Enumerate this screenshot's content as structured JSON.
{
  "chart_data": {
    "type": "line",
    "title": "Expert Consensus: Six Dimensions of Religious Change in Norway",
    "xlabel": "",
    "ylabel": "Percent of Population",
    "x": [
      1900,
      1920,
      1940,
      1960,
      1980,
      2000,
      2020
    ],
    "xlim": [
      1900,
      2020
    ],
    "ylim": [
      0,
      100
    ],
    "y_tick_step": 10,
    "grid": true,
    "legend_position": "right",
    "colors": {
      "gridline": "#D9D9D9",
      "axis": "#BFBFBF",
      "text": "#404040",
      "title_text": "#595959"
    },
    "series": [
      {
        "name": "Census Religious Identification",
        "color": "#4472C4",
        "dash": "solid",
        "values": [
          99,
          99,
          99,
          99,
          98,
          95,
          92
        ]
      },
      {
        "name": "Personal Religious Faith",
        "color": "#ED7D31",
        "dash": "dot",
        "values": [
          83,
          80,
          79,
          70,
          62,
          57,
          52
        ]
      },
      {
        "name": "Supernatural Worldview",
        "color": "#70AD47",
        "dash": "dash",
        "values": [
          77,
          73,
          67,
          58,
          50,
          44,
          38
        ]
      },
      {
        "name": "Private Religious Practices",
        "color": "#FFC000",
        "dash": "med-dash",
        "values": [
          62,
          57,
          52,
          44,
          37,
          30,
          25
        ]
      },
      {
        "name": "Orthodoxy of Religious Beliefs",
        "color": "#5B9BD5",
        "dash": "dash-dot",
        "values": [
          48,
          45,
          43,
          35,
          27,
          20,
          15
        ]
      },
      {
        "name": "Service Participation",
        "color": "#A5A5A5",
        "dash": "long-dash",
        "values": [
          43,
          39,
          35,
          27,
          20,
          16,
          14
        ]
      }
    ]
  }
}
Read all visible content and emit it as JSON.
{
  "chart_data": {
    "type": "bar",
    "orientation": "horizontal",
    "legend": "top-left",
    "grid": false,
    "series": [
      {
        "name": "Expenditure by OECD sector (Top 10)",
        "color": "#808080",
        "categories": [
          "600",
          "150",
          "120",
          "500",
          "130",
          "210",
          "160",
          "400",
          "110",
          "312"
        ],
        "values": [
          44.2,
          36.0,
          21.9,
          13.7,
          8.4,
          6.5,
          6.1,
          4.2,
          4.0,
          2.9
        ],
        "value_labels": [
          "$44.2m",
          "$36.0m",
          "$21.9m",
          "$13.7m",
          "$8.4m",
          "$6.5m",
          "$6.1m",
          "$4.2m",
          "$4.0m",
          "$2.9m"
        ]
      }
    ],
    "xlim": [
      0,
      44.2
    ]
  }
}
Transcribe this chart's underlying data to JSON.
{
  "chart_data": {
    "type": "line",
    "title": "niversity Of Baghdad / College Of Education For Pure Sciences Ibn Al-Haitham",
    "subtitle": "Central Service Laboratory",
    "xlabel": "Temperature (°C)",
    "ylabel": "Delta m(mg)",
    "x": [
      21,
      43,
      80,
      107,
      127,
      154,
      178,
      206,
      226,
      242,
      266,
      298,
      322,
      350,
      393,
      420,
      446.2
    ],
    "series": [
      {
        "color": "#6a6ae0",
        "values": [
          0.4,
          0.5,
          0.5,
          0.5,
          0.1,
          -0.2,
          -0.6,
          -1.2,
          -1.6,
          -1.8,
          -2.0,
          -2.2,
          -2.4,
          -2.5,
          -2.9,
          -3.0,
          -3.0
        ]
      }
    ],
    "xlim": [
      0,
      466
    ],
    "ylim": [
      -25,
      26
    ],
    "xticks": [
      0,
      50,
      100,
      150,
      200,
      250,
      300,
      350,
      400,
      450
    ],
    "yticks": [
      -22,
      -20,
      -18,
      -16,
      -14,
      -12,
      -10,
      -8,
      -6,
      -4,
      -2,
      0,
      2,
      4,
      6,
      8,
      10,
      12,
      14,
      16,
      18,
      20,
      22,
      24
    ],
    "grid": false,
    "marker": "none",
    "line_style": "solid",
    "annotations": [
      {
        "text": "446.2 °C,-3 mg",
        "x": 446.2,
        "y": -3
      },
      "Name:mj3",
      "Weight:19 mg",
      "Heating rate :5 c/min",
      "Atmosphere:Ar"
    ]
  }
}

|---|

#### WHAT YOU SHOULD DO
Select from the material above each line in which the string "Service" appears, and list those lines.

#### SOLUTION TO THIS EXERCISE
        "name": "Service Participation",
    "subtitle": "Central Service Laboratory",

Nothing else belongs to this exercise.